SUPPLIED DATA -
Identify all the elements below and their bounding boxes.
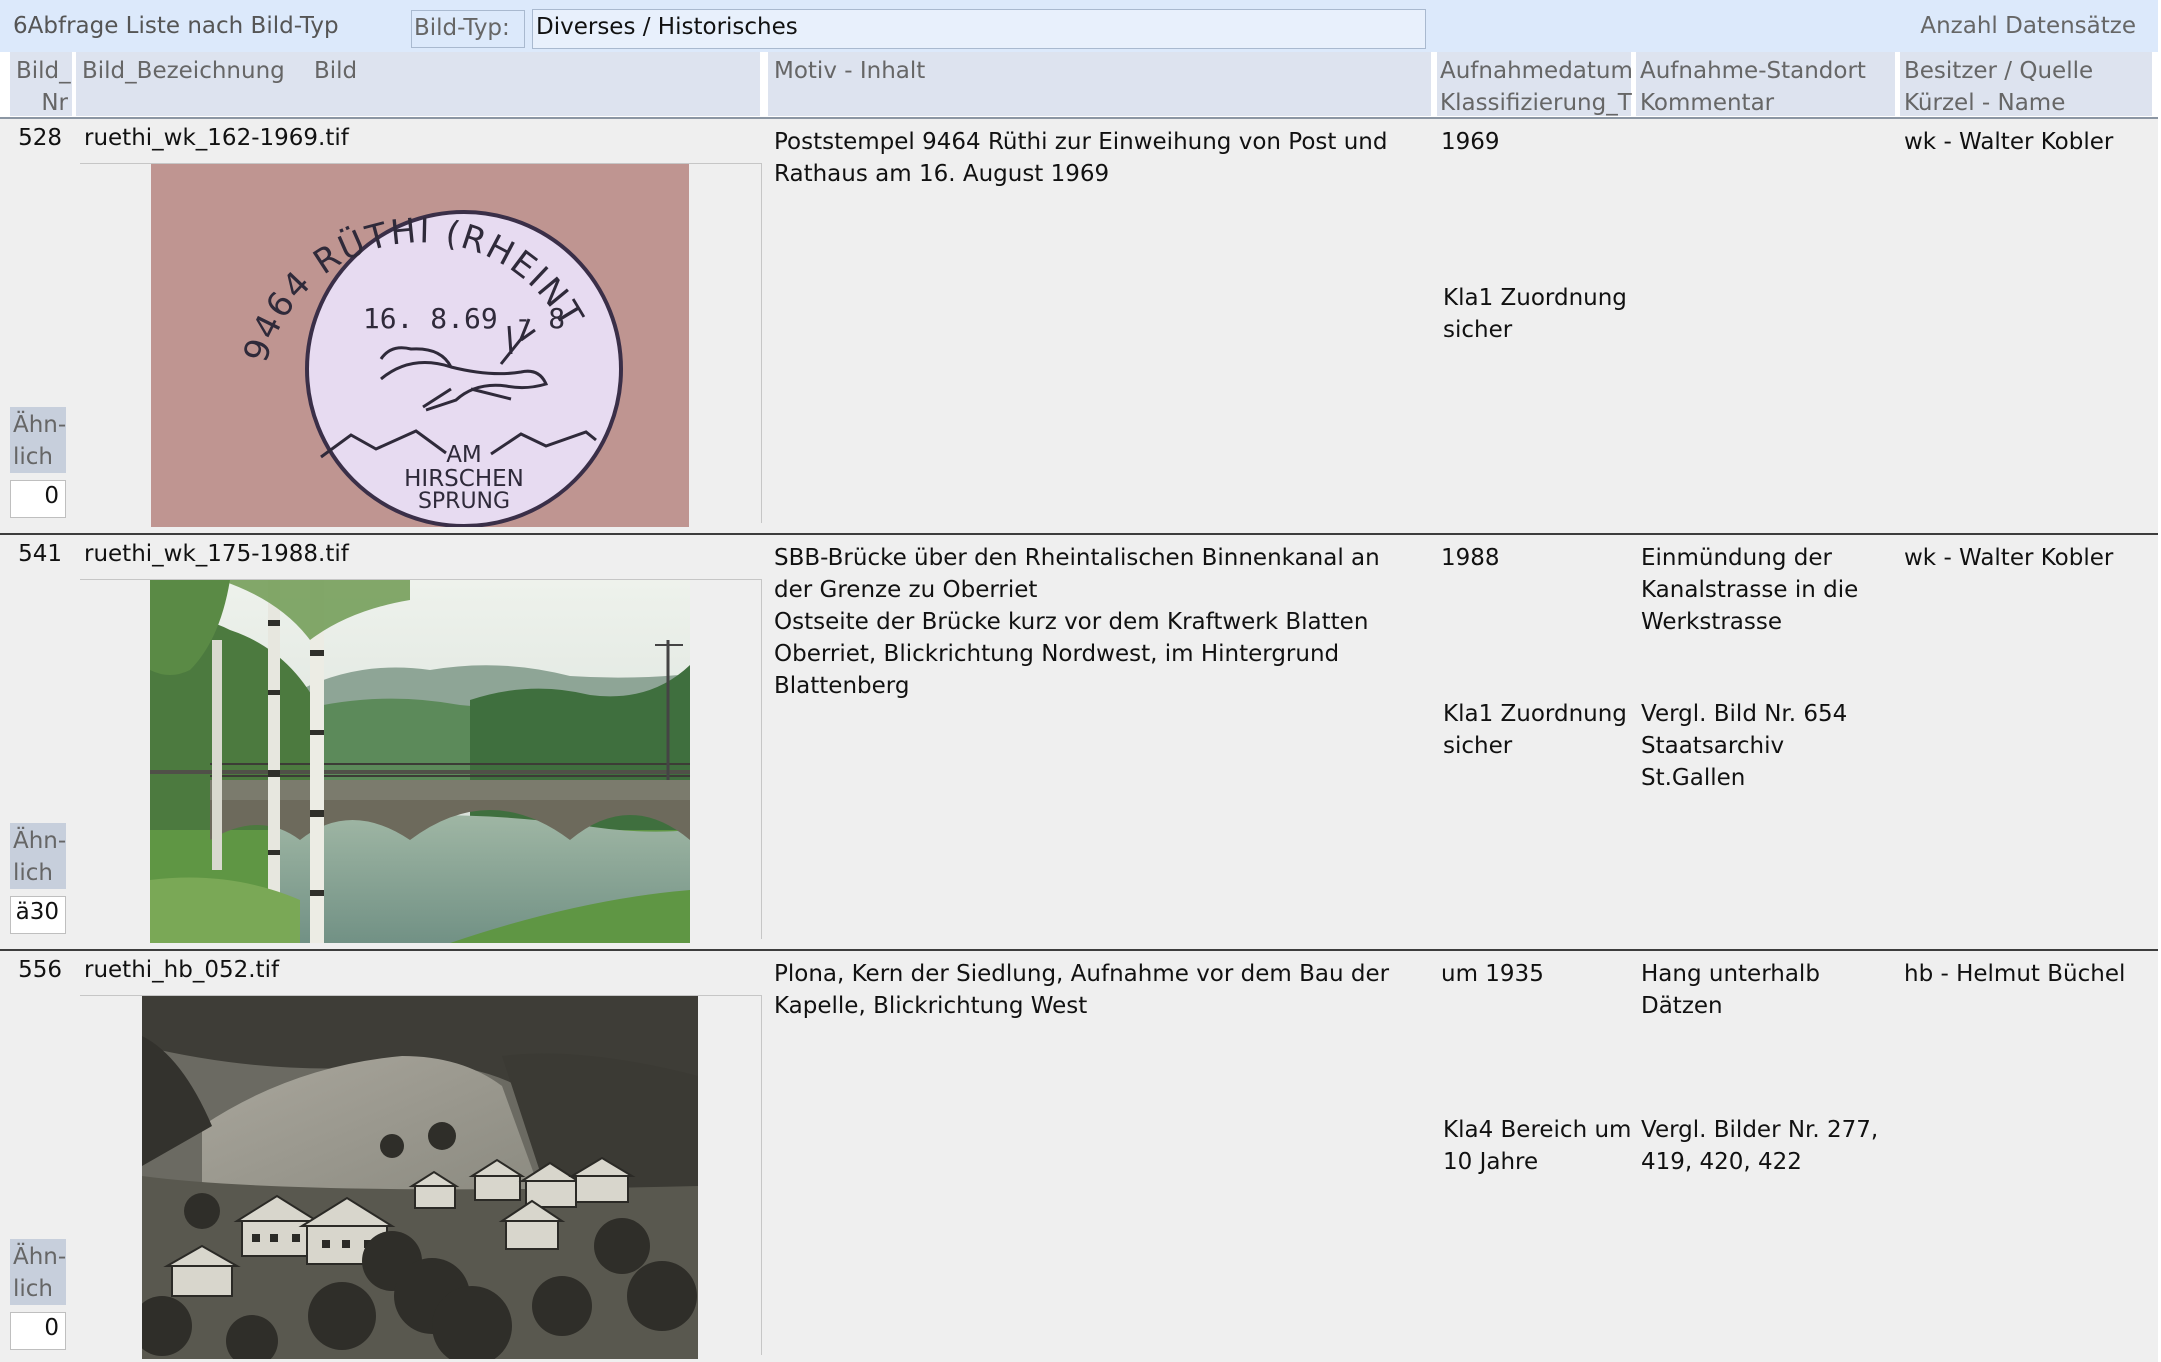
record-motiv: SBB-Brücke über den Rheintalischen Binne… [774,545,1380,699]
record-kommentar: Vergl. Bilder Nr. 277, 419, 420, 422 [1641,1117,1879,1175]
stamp-line1: AM [446,442,482,468]
record-filename[interactable]: ruethi_hb_052.tif [84,954,279,986]
record-klassifizierung: Kla1 Zuordnung sicher [1443,285,1627,343]
column-header-datum[interactable]: Aufnahmedatum Klassifizierung_T [1437,52,1633,116]
record-standort: Einmündung der Kanalstrasse in die Werks… [1641,545,1859,635]
column-header-nr-line1: Bild_ [16,58,71,84]
record-motiv: Plona, Kern der Siedlung, Aufnahme vor d… [774,961,1390,1019]
table-row[interactable]: 556 ruethi_hb_052.tif Plona, Kern der Si… [0,951,2158,1362]
column-header-motiv[interactable]: Motiv - Inhalt [768,52,1431,116]
image-frame-right [761,995,762,1355]
village-photo [142,996,698,1359]
image-frame-right [761,579,762,939]
table-row[interactable]: 541 ruethi_wk_175-1988.tif SBB-Brücke üb… [0,535,2158,949]
column-header-besitzer[interactable]: Besitzer / Quelle Kürzel - Name [1900,52,2152,116]
column-header-bezeichnung: Bild_Bezeichnung [82,58,285,84]
record-klassifizierung: Kla4 Bereich um 10 Jahre [1443,1117,1632,1175]
similar-label: Ähn-lich [10,1239,66,1305]
postmark-photo: 9464 RÜTHI (RHEINTAL) 16. 8.69 - 8 AM HI… [151,164,689,527]
form-title: 6Abfrage Liste nach Bild-Typ [13,13,339,39]
similar-value-field[interactable]: 0 [10,1312,66,1350]
table-row[interactable]: 528 ruethi_wk_162-1969.tif 9464 RÜTHI (R… [0,119,2158,533]
record-kommentar: Vergl. Bild Nr. 654 Staatsarchiv St.Gall… [1641,701,1848,791]
record-datum: 1988 [1441,545,1500,571]
column-header-datum-line1: Aufnahmedatum [1440,58,1633,84]
column-header-standort-line2: Kommentar [1640,90,1775,116]
record-besitzer: wk - Walter Kobler [1904,545,2114,571]
similar-value-field[interactable]: ä30 [10,896,66,934]
record-standort: Hang unterhalb Dätzen [1641,961,1820,1019]
stamp-line3: SPRUNG [418,489,510,514]
record-image[interactable]: 9464 RÜTHI (RHEINTAL) 16. 8.69 - 8 AM HI… [151,164,689,527]
record-motiv: Poststempel 9464 Rüthi zur Einweihung vo… [774,129,1388,187]
column-header-besitzer-line1: Besitzer / Quelle [1904,58,2094,84]
record-besitzer: wk - Walter Kobler [1904,129,2114,155]
record-count-label: Anzahl Datensätze [1920,13,2136,39]
record-datum: 1969 [1441,129,1500,155]
column-header-image[interactable]: Bild_Bezeichnung Bild [76,52,760,116]
similar-value-field[interactable]: 0 [10,480,66,518]
image-type-label: Bild-Typ: [411,10,525,48]
record-nr: 541 [18,541,62,567]
record-besitzer: hb - Helmut Büchel [1904,961,2126,987]
column-header-bild: Bild [314,58,358,84]
record-image[interactable] [142,996,698,1359]
record-filename[interactable]: ruethi_wk_175-1988.tif [84,538,349,570]
similar-label: Ähn-lich [10,823,66,889]
record-nr: 556 [18,957,62,983]
image-frame-right [761,163,762,523]
record-klassifizierung: Kla1 Zuordnung sicher [1443,701,1627,759]
record-filename[interactable]: ruethi_wk_162-1969.tif [84,122,349,154]
column-header-standort-line1: Aufnahme-Standort [1640,58,1866,84]
column-header-datum-line2: Klassifizierung_T [1440,90,1632,116]
image-type-field[interactable]: Diverses / Historisches [532,9,1426,49]
bridge-photo [150,580,690,943]
column-header-besitzer-line2: Kürzel - Name [1904,90,2066,116]
record-datum: um 1935 [1441,961,1544,987]
column-header-nr[interactable]: Bild_ Nr [10,52,72,116]
column-header-nr-line2: Nr [41,90,68,116]
record-nr: 528 [18,125,62,151]
record-image[interactable] [150,580,690,943]
column-header-standort[interactable]: Aufnahme-Standort Kommentar [1636,52,1895,116]
similar-label: Ähn-lich [10,407,66,473]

EXERCISE DIRECTIONS - Rewrite all the rows above, changing every "record-besitzer" to "record-owner" and keeping everything else the same. Leave the pictures out of your answer.

ANSWER TO THIS EXERCISE -
Identify all the elements below and their bounding boxes.
record-motiv: SBB-Brücke über den Rheintalischen Binne… [774,545,1380,699]
record-kommentar: Vergl. Bilder Nr. 277, 419, 420, 422 [1641,1117,1879,1175]
stamp-line1: AM [446,442,482,468]
record-filename[interactable]: ruethi_hb_052.tif [84,954,279,986]
record-klassifizierung: Kla1 Zuordnung sicher [1443,285,1627,343]
column-header-datum[interactable]: Aufnahmedatum Klassifizierung_T [1437,52,1633,116]
record-standort: Einmündung der Kanalstrasse in die Werks… [1641,545,1859,635]
column-header-nr-line1: Bild_ [16,58,71,84]
record-motiv: Plona, Kern der Siedlung, Aufnahme vor d… [774,961,1390,1019]
table-row[interactable]: 556 ruethi_hb_052.tif Plona, Kern der Si… [0,951,2158,1362]
column-header-motiv[interactable]: Motiv - Inhalt [768,52,1431,116]
image-frame-right [761,995,762,1355]
village-photo [142,996,698,1359]
image-frame-right [761,579,762,939]
table-row[interactable]: 541 ruethi_wk_175-1988.tif SBB-Brücke üb… [0,535,2158,949]
column-header-besitzer[interactable]: Besitzer / Quelle Kürzel - Name [1900,52,2152,116]
column-header-bezeichnung: Bild_Bezeichnung [82,58,285,84]
record-klassifizierung: Kla4 Bereich um 10 Jahre [1443,1117,1632,1175]
similar-label: Ähn-lich [10,1239,66,1305]
postmark-photo: 9464 RÜTHI (RHEINTAL) 16. 8.69 - 8 AM HI… [151,164,689,527]
form-title: 6Abfrage Liste nach Bild-Typ [13,13,339,39]
similar-value-field[interactable]: 0 [10,1312,66,1350]
table-row[interactable]: 528 ruethi_wk_162-1969.tif 9464 RÜTHI (R… [0,119,2158,533]
record-kommentar: Vergl. Bild Nr. 654 Staatsarchiv St.Gall… [1641,701,1848,791]
record-datum: 1988 [1441,545,1500,571]
column-header-datum-line1: Aufnahmedatum [1440,58,1633,84]
column-header-standort-line2: Kommentar [1640,90,1775,116]
record-owner: wk - Walter Kobler [1904,545,2114,571]
similar-value-field[interactable]: ä30 [10,896,66,934]
record-standort: Hang unterhalb Dätzen [1641,961,1820,1019]
stamp-line3: SPRUNG [418,489,510,514]
record-image[interactable]: 9464 RÜTHI (RHEINTAL) 16. 8.69 - 8 AM HI… [151,164,689,527]
record-motiv: Poststempel 9464 Rüthi zur Einweihung vo… [774,129,1388,187]
column-header-besitzer-line1: Besitzer / Quelle [1904,58,2094,84]
record-owner: wk - Walter Kobler [1904,129,2114,155]
record-count-label: Anzahl Datensätze [1920,13,2136,39]
record-datum: 1969 [1441,129,1500,155]
column-header-image[interactable]: Bild_Bezeichnung Bild [76,52,760,116]
similar-value-field[interactable]: 0 [10,480,66,518]
image-type-label: Bild-Typ: [411,10,525,48]
record-nr: 541 [18,541,62,567]
record-owner: hb - Helmut Büchel [1904,961,2126,987]
column-header-bild: Bild [314,58,358,84]
record-image[interactable] [142,996,698,1359]
record-filename[interactable]: ruethi_wk_175-1988.tif [84,538,349,570]
similar-label: Ähn-lich [10,823,66,889]
record-nr: 556 [18,957,62,983]
image-frame-right [761,163,762,523]
record-klassifizierung: Kla1 Zuordnung sicher [1443,701,1627,759]
record-filename[interactable]: ruethi_wk_162-1969.tif [84,122,349,154]
column-header-standort-line1: Aufnahme-Standort [1640,58,1866,84]
column-header-datum-line2: Klassifizierung_T [1440,90,1632,116]
image-type-field[interactable]: Diverses / Historisches [532,9,1426,49]
bridge-photo [150,580,690,943]
column-header-besitzer-line2: Kürzel - Name [1904,90,2066,116]
record-datum: um 1935 [1441,961,1544,987]
column-header-nr[interactable]: Bild_ Nr [10,52,72,116]
column-header-nr-line2: Nr [41,90,68,116]
record-nr: 528 [18,125,62,151]
record-image[interactable] [150,580,690,943]
column-header-standort[interactable]: Aufnahme-Standort Kommentar [1636,52,1895,116]
similar-label: Ähn-lich [10,407,66,473]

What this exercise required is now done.